## Supplied entries
<<<<

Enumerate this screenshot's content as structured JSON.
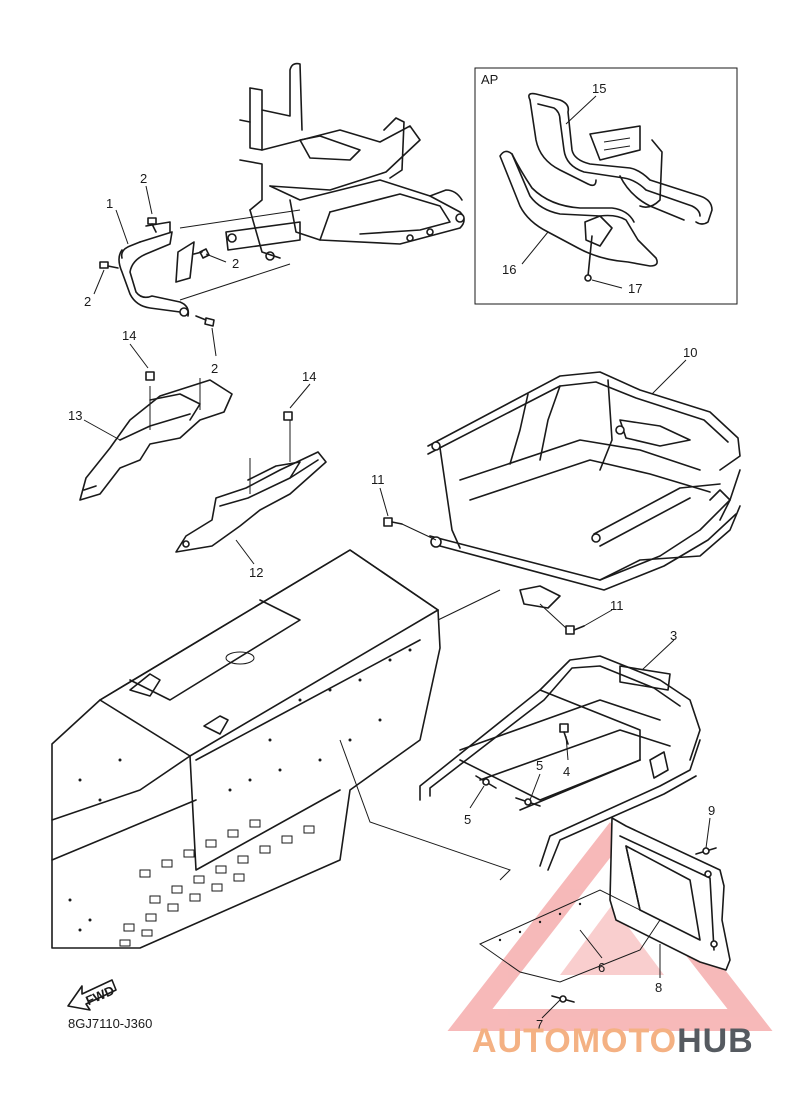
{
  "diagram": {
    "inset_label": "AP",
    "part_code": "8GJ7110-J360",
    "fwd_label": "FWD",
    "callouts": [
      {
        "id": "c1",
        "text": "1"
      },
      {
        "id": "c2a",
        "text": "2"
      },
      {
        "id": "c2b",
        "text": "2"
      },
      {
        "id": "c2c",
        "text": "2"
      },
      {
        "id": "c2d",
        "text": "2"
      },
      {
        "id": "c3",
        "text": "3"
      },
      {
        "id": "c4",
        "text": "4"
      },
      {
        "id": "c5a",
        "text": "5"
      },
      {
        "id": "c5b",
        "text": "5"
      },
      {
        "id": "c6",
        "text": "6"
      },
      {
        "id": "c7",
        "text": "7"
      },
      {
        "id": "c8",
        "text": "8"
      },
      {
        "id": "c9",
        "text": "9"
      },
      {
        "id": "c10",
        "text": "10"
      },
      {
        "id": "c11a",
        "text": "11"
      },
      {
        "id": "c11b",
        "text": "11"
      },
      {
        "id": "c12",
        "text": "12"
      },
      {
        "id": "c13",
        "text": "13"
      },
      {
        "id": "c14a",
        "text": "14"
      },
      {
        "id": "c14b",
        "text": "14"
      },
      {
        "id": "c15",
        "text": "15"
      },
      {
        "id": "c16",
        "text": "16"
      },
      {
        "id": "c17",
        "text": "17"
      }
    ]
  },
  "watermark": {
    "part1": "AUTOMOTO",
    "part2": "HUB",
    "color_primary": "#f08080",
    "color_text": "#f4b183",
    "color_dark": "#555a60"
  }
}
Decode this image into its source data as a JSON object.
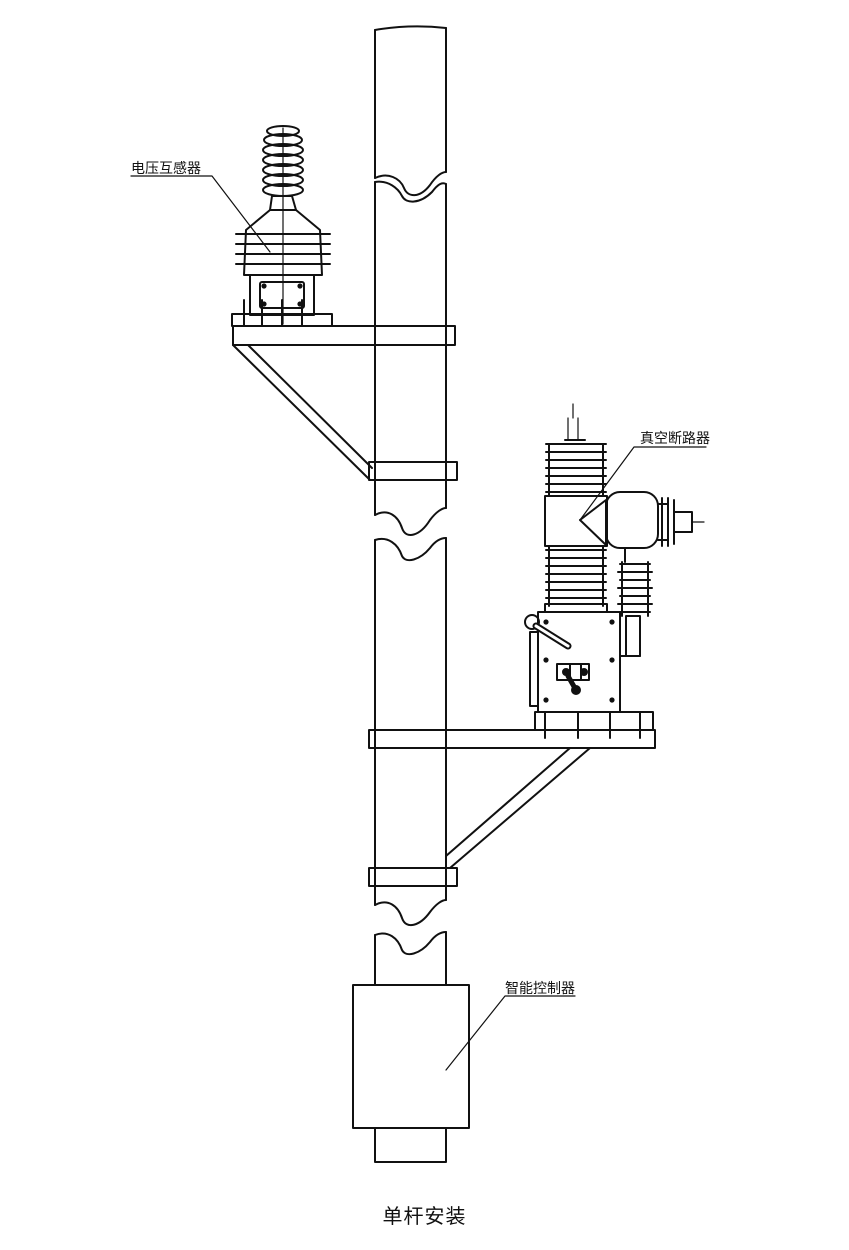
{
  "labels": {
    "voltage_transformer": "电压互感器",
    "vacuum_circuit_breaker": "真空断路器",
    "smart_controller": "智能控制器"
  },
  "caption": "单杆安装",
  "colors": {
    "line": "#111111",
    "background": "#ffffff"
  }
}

>>>>
<<<<

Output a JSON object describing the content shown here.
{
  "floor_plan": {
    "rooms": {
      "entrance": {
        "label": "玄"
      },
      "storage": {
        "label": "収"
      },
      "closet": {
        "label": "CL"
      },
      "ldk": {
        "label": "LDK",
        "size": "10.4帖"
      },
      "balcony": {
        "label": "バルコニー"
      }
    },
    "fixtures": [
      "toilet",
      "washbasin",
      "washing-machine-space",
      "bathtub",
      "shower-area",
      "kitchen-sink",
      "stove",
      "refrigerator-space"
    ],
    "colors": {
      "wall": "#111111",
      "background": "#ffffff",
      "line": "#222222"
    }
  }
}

>>>>

## Stated task
Determine how many lines of the listing hold the word "content" and reply with that figure alone.

## Answer below
2